• What to do
Reproduce the records below exactly as given.

━━ Data section

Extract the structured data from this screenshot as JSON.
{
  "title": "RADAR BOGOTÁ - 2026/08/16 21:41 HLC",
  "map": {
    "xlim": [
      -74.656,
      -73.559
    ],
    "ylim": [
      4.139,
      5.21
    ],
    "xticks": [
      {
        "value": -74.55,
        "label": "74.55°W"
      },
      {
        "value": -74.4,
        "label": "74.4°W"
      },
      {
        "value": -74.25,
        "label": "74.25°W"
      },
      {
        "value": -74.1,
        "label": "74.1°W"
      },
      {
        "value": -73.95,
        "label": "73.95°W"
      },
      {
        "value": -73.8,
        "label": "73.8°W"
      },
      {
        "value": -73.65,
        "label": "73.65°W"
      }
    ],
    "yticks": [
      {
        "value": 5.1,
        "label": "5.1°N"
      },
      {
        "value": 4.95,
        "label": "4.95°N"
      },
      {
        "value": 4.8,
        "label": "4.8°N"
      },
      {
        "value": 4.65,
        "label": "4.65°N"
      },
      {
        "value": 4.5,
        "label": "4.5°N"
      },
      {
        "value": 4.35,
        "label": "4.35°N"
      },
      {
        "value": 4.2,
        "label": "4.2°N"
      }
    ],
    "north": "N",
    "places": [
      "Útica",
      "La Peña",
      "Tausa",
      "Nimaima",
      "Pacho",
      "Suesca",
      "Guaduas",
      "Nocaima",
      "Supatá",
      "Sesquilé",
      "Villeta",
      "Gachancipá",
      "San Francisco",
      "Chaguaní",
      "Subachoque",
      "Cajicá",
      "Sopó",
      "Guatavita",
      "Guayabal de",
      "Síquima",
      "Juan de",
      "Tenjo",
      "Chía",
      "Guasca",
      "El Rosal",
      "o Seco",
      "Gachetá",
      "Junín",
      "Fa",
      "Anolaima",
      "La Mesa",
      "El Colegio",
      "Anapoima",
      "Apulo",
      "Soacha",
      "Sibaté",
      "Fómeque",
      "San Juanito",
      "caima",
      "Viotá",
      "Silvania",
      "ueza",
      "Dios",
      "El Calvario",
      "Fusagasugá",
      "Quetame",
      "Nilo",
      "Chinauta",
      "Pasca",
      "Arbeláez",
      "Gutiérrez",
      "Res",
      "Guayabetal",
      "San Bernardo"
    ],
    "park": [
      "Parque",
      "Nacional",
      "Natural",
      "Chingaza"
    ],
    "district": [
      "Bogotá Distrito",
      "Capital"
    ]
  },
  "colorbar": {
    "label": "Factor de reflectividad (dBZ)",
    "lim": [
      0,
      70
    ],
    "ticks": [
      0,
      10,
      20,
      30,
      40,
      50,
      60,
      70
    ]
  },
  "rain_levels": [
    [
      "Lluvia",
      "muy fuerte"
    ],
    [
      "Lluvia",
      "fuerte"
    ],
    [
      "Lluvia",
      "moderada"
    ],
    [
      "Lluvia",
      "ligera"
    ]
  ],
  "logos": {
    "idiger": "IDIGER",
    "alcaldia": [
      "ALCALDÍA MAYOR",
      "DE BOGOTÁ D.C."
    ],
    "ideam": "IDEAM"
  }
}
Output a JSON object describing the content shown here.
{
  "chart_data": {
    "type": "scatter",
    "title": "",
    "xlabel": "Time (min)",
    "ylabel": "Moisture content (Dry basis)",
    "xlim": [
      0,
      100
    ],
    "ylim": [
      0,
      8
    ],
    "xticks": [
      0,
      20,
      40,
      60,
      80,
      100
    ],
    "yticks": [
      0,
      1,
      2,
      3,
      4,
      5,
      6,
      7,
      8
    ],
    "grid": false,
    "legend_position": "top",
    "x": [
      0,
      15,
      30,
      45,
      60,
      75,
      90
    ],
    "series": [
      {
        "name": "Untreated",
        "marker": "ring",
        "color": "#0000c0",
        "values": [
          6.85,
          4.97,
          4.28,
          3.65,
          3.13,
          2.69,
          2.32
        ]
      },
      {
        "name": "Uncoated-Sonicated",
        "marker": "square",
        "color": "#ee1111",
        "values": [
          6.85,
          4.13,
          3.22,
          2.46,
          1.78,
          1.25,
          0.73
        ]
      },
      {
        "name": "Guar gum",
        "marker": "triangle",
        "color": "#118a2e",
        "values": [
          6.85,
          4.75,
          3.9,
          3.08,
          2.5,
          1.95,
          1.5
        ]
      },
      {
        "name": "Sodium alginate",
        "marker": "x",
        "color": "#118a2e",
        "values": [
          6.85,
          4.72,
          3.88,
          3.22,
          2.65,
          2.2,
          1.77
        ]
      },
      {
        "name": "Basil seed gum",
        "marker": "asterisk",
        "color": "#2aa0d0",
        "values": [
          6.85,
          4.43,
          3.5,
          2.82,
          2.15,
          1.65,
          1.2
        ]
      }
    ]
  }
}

━━━━

• Completed exercise
Extract the structured data from this screenshot as JSON.
{
  "title": "RADAR BOGOTÁ - 2026/08/16 21:41 HLC",
  "map": {
    "xlim": [
      -74.656,
      -73.559
    ],
    "ylim": [
      4.139,
      5.21
    ],
    "xticks": [
      {
        "value": -74.55,
        "label": "74.55°W"
      },
      {
        "value": -74.4,
        "label": "74.4°W"
      },
      {
        "value": -74.25,
        "label": "74.25°W"
      },
      {
        "value": -74.1,
        "label": "74.1°W"
      },
      {
        "value": -73.95,
        "label": "73.95°W"
      },
      {
        "value": -73.8,
        "label": "73.8°W"
      },
      {
        "value": -73.65,
        "label": "73.65°W"
      }
    ],
    "yticks": [
      {
        "value": 5.1,
        "label": "5.1°N"
      },
      {
        "value": 4.95,
        "label": "4.95°N"
      },
      {
        "value": 4.8,
        "label": "4.8°N"
      },
      {
        "value": 4.65,
        "label": "4.65°N"
      },
      {
        "value": 4.5,
        "label": "4.5°N"
      },
      {
        "value": 4.35,
        "label": "4.35°N"
      },
      {
        "value": 4.2,
        "label": "4.2°N"
      }
    ],
    "north": "N",
    "places": [
      "Útica",
      "La Peña",
      "Tausa",
      "Nimaima",
      "Pacho",
      "Suesca",
      "Guaduas",
      "Nocaima",
      "Supatá",
      "Sesquilé",
      "Villeta",
      "Gachancipá",
      "San Francisco",
      "Chaguaní",
      "Subachoque",
      "Cajicá",
      "Sopó",
      "Guatavita",
      "Guayabal de",
      "Síquima",
      "Juan de",
      "Tenjo",
      "Chía",
      "Guasca",
      "El Rosal",
      "o Seco",
      "Gachetá",
      "Junín",
      "Fa",
      "Anolaima",
      "La Mesa",
      "El Colegio",
      "Anapoima",
      "Apulo",
      "Soacha",
      "Sibaté",
      "Fómeque",
      "San Juanito",
      "caima",
      "Viotá",
      "Silvania",
      "ueza",
      "Dios",
      "El Calvario",
      "Fusagasugá",
      "Quetame",
      "Nilo",
      "Chinauta",
      "Pasca",
      "Arbeláez",
      "Gutiérrez",
      "Res",
      "Guayabetal",
      "San Bernardo"
    ],
    "park": [
      "Parque",
      "Nacional",
      "Natural",
      "Chingaza"
    ],
    "district": [
      "Bogotá Distrito",
      "Capital"
    ]
  },
  "colorbar": {
    "label": "Factor de reflectividad (dBZ)",
    "lim": [
      0,
      70
    ],
    "ticks": [
      0,
      10,
      20,
      30,
      40,
      50,
      60,
      70
    ]
  },
  "rain_levels": [
    [
      "Lluvia",
      "muy fuerte"
    ],
    [
      "Lluvia",
      "fuerte"
    ],
    [
      "Lluvia",
      "moderada"
    ],
    [
      "Lluvia",
      "ligera"
    ]
  ],
  "logos": {
    "idiger": "IDIGER",
    "alcaldia": [
      "ALCALDÍA MAYOR",
      "DE BOGOTÁ D.C."
    ],
    "ideam": "IDEAM"
  }
}
Output a JSON object describing the content shown here.
{
  "chart_data": {
    "type": "scatter",
    "title": "",
    "xlabel": "Time (min)",
    "ylabel": "Moisture content (Dry basis)",
    "xlim": [
      0,
      100
    ],
    "ylim": [
      0,
      8
    ],
    "xticks": [
      0,
      20,
      40,
      60,
      80,
      100
    ],
    "yticks": [
      0,
      1,
      2,
      3,
      4,
      5,
      6,
      7,
      8
    ],
    "grid": false,
    "legend_position": "top",
    "x": [
      0,
      15,
      30,
      45,
      60,
      75,
      90
    ],
    "series": [
      {
        "name": "Untreated",
        "marker": "ring",
        "color": "#0000c0",
        "values": [
          6.85,
          4.97,
          4.28,
          3.65,
          3.13,
          2.69,
          2.32
        ]
      },
      {
        "name": "Uncoated-Sonicated",
        "marker": "square",
        "color": "#ee1111",
        "values": [
          6.85,
          4.13,
          3.22,
          2.46,
          1.78,
          1.25,
          0.73
        ]
      },
      {
        "name": "Guar gum",
        "marker": "triangle",
        "color": "#118a2e",
        "values": [
          6.85,
          4.75,
          3.9,
          3.08,
          2.5,
          1.95,
          1.5
        ]
      },
      {
        "name": "Sodium alginate",
        "marker": "x",
        "color": "#118a2e",
        "values": [
          6.85,
          4.72,
          3.88,
          3.22,
          2.65,
          2.2,
          1.77
        ]
      },
      {
        "name": "Basil seed gum",
        "marker": "asterisk",
        "color": "#2aa0d0",
        "values": [
          6.85,
          4.43,
          3.5,
          2.82,
          2.15,
          1.65,
          1.2
        ]
      }
    ]
  }
}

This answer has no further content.